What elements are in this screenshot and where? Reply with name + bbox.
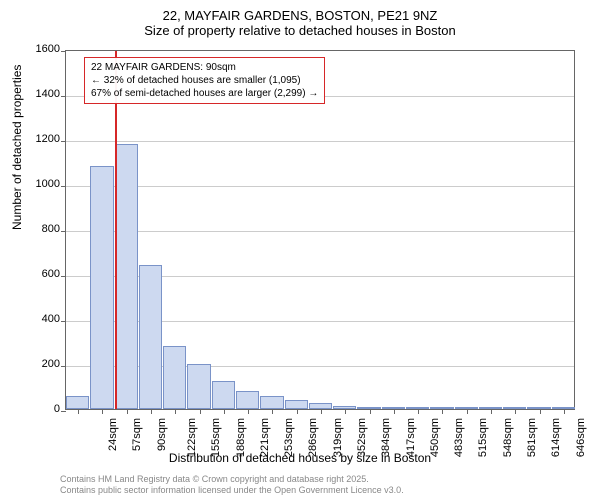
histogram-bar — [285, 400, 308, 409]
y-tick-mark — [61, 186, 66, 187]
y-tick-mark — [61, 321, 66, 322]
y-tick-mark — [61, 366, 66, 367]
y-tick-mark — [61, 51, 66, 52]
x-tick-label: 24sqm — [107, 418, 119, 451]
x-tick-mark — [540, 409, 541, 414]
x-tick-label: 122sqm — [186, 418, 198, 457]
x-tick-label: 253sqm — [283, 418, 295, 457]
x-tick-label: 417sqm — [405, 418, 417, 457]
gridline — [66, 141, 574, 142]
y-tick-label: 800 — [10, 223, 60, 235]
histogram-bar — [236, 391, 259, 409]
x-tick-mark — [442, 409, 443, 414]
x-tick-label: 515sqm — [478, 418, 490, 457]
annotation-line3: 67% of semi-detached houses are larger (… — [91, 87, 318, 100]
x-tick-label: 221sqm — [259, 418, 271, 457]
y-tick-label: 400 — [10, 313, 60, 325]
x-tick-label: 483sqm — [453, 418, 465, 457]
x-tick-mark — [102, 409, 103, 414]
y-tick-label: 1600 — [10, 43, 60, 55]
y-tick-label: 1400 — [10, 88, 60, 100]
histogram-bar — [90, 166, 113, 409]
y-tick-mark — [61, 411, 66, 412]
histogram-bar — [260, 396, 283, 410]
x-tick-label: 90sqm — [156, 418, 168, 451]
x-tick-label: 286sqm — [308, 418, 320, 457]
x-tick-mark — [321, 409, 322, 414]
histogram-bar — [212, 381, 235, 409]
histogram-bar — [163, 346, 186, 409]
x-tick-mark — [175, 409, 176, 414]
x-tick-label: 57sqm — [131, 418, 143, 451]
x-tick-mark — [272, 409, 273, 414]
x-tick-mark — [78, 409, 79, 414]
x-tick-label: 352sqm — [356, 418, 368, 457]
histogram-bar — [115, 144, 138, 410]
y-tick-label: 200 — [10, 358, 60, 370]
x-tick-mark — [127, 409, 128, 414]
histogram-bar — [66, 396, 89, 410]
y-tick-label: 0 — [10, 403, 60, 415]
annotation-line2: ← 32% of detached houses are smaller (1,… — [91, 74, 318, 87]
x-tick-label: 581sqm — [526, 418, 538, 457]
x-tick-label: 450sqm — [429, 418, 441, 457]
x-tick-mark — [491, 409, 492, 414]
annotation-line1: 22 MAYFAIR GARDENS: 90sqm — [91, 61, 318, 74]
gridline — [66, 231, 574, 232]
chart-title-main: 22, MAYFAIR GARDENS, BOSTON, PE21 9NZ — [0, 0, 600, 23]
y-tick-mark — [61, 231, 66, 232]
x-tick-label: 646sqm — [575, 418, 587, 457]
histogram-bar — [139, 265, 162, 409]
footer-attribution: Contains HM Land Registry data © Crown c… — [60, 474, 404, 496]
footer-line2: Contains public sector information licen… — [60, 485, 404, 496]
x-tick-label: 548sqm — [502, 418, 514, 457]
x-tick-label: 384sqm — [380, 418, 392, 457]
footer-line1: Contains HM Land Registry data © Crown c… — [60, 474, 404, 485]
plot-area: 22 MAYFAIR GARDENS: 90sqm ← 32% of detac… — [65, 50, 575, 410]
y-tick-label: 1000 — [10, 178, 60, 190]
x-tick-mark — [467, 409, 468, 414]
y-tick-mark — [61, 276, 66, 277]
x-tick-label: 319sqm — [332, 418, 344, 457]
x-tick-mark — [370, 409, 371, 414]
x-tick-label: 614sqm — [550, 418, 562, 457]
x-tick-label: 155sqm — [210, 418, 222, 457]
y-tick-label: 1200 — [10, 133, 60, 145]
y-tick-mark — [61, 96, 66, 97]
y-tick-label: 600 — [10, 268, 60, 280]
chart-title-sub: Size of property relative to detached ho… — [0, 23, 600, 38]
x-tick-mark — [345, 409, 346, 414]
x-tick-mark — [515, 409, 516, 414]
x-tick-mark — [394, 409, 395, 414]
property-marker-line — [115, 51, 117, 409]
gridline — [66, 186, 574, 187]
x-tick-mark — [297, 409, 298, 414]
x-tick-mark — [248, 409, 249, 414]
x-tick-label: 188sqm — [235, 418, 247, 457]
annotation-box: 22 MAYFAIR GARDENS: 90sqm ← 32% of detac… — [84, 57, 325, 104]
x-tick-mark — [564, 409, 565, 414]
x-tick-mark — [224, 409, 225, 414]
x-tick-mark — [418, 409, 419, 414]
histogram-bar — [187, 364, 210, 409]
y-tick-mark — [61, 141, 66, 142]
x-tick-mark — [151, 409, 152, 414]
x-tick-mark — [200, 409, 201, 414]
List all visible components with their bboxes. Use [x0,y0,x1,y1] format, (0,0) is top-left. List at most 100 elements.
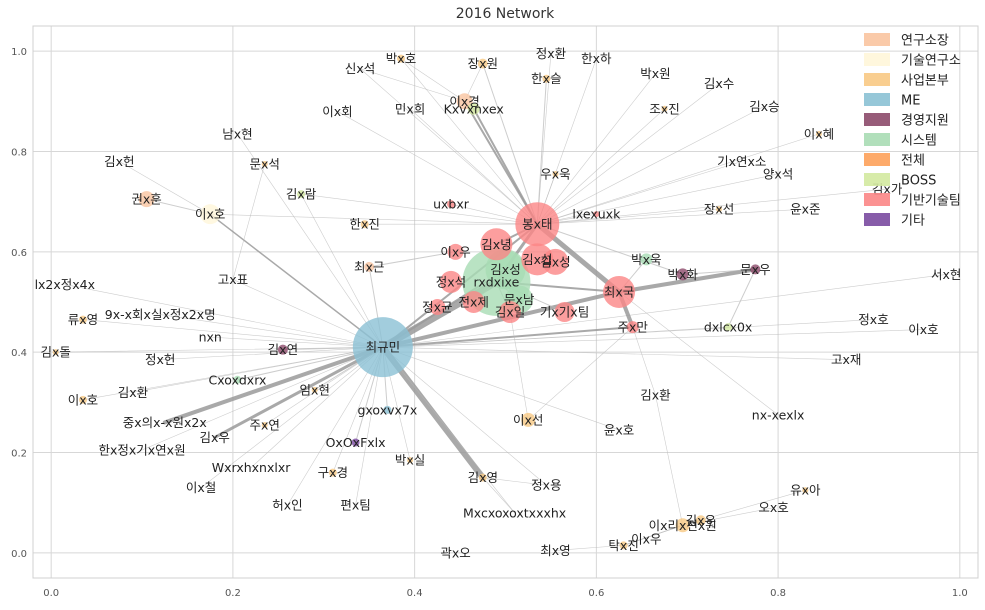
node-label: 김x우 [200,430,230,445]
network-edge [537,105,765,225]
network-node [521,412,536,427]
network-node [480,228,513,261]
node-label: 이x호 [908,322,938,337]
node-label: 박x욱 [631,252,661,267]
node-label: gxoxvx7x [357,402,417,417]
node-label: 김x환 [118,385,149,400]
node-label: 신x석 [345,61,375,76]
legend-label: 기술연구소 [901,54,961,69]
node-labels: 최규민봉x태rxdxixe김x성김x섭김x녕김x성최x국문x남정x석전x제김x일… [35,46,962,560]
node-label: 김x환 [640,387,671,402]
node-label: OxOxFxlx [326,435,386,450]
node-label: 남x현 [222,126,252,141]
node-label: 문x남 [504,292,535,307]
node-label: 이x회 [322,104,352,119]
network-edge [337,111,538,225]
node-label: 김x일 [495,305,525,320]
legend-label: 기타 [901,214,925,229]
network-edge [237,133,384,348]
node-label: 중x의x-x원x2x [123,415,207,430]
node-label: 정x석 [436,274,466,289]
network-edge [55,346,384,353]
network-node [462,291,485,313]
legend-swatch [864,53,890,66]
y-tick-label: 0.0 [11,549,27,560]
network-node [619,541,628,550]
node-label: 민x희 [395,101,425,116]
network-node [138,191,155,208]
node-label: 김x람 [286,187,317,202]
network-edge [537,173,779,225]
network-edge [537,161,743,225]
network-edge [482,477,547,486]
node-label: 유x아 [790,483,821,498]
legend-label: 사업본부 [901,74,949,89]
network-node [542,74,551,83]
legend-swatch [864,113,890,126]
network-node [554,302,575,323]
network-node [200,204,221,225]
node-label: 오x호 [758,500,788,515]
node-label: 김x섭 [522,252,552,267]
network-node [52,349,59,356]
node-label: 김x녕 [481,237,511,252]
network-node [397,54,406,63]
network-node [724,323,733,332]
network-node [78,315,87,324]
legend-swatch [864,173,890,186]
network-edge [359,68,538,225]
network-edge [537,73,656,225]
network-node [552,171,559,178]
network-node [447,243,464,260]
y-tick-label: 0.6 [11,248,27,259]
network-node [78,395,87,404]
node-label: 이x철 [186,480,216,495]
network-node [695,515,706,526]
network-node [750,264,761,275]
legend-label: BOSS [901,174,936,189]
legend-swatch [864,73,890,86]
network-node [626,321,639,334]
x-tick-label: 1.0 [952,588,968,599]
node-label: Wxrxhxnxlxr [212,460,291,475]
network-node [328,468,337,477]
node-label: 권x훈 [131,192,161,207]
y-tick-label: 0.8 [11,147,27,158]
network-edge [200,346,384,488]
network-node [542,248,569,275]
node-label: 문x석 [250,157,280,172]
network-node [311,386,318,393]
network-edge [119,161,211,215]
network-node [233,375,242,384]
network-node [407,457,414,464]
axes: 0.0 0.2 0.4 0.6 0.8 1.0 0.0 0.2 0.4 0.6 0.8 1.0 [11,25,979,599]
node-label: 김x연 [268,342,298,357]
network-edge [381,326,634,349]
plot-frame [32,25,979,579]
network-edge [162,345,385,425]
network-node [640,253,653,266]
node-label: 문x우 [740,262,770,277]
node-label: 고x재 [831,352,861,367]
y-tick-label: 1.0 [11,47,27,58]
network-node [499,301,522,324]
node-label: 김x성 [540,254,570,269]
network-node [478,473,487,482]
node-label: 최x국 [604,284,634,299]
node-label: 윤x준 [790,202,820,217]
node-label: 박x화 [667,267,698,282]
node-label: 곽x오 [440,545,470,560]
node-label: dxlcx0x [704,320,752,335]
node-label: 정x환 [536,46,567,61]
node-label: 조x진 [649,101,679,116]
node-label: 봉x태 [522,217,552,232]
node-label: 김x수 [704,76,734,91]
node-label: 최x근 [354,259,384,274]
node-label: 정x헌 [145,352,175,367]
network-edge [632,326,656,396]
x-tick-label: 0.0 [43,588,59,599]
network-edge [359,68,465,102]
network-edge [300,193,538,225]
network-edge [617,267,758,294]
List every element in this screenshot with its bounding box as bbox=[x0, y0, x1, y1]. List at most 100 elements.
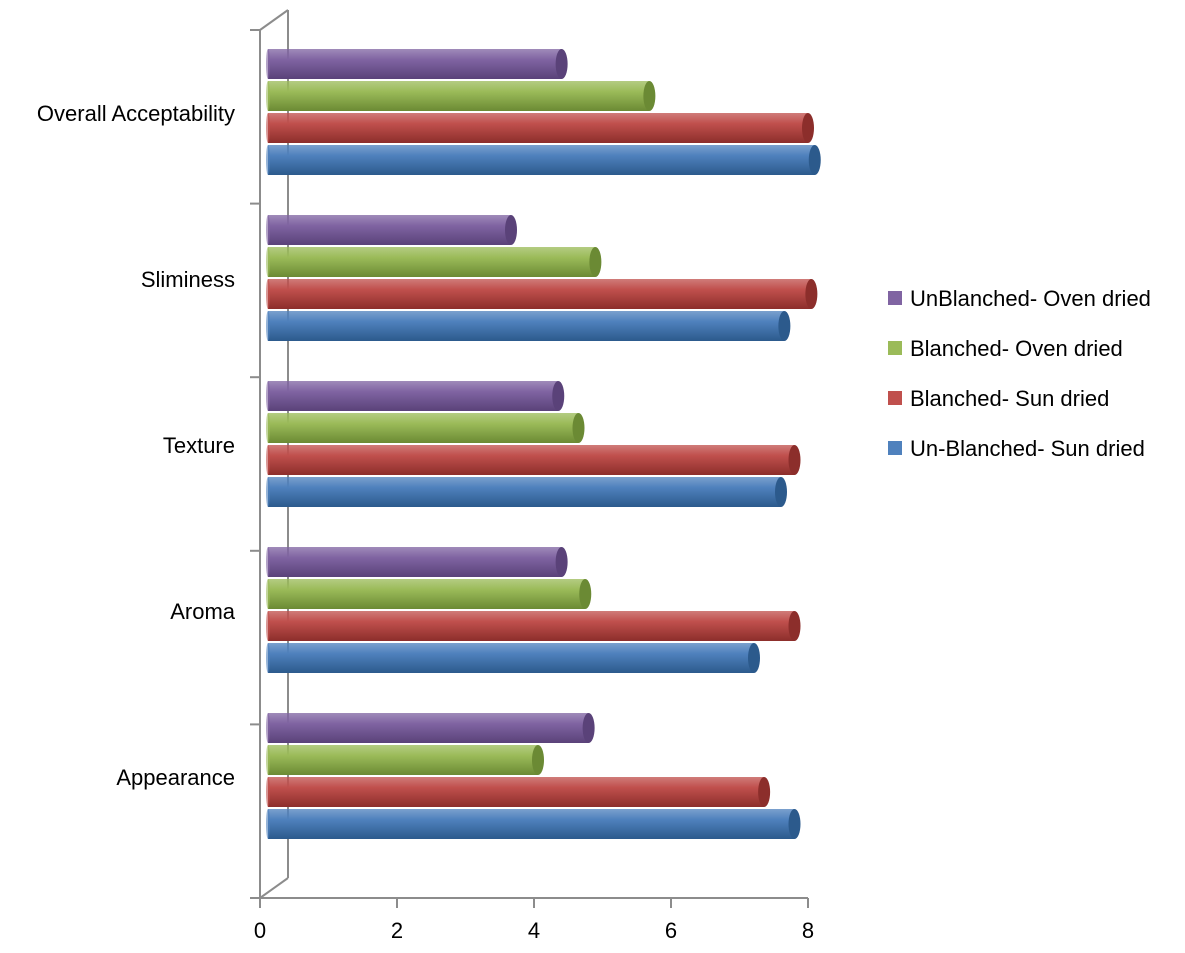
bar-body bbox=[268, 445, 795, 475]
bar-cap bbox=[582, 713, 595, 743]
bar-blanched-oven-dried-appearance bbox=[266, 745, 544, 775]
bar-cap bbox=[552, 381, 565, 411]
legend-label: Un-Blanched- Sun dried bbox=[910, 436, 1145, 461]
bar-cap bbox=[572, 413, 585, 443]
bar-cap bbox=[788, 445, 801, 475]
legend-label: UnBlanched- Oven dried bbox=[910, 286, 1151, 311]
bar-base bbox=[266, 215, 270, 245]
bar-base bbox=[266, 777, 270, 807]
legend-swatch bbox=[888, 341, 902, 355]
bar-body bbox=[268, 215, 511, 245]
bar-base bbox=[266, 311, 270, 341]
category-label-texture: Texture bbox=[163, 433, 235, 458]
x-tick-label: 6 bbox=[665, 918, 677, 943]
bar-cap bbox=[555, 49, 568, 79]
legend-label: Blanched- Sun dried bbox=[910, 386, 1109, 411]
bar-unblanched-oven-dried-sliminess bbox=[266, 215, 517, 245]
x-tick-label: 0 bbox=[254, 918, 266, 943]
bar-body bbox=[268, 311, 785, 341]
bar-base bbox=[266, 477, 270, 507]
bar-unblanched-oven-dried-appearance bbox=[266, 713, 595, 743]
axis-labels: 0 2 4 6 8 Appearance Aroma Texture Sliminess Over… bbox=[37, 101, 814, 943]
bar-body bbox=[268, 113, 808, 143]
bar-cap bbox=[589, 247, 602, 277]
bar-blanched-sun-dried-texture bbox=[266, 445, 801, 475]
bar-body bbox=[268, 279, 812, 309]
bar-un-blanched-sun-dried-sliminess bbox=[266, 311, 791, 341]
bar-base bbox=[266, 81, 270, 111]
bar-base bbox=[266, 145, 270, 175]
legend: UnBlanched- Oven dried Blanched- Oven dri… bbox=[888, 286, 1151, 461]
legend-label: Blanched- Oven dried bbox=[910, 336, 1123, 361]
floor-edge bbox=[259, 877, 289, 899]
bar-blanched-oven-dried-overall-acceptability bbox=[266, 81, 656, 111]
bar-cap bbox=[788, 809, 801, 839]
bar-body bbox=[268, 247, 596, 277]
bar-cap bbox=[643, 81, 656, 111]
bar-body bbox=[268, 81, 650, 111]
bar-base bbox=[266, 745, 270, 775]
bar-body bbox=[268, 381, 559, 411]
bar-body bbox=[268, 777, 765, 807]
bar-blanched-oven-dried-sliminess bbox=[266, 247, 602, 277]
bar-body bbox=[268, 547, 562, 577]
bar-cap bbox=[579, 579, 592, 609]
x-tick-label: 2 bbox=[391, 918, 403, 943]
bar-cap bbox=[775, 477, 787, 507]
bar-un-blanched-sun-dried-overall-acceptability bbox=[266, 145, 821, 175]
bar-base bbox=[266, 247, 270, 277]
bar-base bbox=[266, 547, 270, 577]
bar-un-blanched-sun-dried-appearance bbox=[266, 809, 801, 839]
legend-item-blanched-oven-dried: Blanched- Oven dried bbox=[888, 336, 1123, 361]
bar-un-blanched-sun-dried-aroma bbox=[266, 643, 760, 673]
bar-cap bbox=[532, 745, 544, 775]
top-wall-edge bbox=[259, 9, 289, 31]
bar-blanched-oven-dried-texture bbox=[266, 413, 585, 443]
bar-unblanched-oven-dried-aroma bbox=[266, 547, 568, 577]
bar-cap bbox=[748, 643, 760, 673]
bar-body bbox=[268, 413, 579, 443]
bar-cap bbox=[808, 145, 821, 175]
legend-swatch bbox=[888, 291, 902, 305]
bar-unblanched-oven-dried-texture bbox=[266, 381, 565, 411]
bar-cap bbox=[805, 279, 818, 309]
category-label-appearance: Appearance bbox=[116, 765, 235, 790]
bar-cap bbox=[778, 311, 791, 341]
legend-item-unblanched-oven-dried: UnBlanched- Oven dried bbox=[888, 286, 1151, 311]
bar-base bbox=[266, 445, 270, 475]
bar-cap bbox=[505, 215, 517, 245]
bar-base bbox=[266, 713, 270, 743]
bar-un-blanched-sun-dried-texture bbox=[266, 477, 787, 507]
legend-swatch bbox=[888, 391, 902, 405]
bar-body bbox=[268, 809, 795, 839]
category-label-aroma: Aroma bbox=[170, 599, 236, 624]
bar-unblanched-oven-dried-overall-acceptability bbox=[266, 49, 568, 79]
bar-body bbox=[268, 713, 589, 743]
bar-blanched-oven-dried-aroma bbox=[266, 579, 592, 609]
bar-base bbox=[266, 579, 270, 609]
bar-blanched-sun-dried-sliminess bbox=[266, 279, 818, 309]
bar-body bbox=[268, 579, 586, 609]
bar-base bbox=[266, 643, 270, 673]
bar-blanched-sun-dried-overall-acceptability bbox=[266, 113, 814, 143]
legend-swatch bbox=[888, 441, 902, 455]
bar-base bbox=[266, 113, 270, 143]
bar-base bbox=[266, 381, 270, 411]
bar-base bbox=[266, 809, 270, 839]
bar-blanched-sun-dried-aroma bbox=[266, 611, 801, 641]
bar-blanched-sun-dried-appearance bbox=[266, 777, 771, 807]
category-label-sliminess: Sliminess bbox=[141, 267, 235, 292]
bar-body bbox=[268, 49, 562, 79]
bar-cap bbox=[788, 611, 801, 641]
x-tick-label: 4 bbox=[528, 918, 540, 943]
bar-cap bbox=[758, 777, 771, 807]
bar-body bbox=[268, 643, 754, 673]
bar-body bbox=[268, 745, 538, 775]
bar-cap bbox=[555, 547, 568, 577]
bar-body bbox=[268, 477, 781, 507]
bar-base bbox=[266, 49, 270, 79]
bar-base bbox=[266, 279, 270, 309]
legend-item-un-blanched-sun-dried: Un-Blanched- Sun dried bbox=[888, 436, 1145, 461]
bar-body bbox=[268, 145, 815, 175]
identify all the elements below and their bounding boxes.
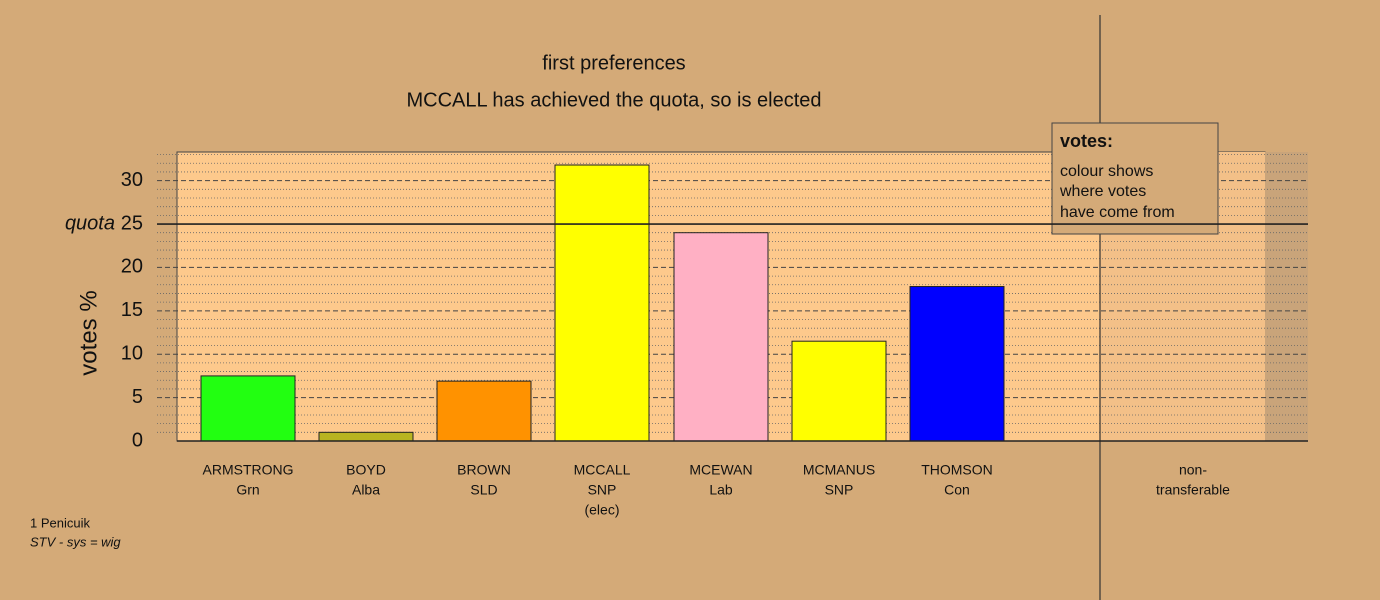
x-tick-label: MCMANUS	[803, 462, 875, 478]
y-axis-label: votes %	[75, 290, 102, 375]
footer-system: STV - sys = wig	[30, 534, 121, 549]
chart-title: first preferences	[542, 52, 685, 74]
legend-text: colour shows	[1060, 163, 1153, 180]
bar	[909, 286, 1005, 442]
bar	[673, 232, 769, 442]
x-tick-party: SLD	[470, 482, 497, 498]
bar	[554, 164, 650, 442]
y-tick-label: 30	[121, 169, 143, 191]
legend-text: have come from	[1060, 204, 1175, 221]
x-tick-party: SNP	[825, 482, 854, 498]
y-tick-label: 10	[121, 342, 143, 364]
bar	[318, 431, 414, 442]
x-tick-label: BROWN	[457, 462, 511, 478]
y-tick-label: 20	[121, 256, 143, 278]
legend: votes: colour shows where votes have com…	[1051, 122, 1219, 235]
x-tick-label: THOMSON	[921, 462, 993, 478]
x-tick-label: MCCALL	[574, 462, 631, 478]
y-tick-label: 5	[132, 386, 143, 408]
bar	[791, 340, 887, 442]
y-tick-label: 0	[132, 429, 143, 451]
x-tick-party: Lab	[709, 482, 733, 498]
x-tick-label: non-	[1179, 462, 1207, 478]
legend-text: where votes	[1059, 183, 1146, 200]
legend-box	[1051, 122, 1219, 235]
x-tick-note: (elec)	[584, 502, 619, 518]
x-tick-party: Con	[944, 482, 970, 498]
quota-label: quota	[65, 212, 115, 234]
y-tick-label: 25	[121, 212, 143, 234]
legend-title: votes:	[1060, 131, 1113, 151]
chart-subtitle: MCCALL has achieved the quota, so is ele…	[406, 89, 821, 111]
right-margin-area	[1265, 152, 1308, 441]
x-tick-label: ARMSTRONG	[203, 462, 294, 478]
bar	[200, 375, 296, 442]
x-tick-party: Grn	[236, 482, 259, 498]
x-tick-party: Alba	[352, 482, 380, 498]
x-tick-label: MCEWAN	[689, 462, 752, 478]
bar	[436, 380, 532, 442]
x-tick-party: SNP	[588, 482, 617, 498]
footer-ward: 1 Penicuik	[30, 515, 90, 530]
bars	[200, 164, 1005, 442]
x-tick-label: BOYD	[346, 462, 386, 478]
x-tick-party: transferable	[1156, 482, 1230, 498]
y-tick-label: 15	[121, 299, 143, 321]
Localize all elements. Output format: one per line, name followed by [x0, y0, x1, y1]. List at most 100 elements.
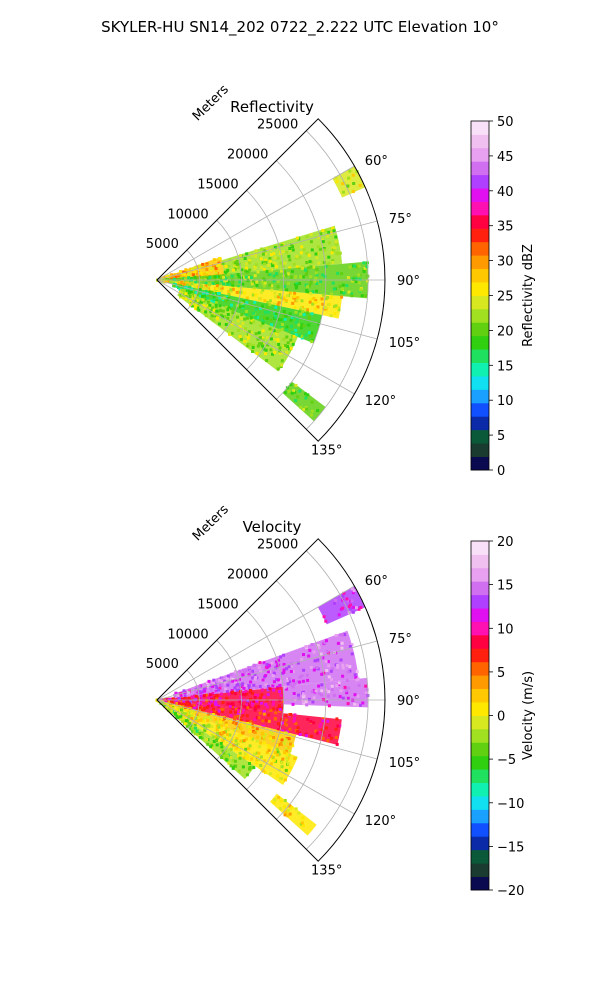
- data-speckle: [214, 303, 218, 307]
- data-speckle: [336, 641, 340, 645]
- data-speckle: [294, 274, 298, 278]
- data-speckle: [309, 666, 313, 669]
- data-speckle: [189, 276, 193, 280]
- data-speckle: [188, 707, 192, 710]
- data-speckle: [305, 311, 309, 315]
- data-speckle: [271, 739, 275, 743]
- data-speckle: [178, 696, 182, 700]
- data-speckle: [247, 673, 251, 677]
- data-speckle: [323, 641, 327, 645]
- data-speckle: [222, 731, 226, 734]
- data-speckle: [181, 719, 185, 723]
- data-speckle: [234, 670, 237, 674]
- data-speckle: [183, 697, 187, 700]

======

GOAL – Copy the lines of the material exactly, beginning at the line that contains "462, 875, 478]" and ending after the line that contains "342, 143, 364]".

SOLUTION TO THIS PROBLEM –
x-tick-label: MCMANUS	[803, 462, 875, 478]
y-axis-label: votes %	[75, 290, 102, 375]
footer-system: STV - sys = wig	[30, 534, 121, 549]
chart-title: first preferences	[542, 52, 685, 74]
legend-text: colour shows	[1060, 163, 1153, 180]
bar	[909, 286, 1005, 442]
bar	[673, 232, 769, 442]
x-tick-party: SLD	[470, 482, 497, 498]
bar	[554, 164, 650, 442]
y-tick-label: 30	[121, 169, 143, 191]
legend-text: have come from	[1060, 204, 1175, 221]
x-tick-party: SNP	[825, 482, 854, 498]
y-tick-label: 10	[121, 342, 143, 364]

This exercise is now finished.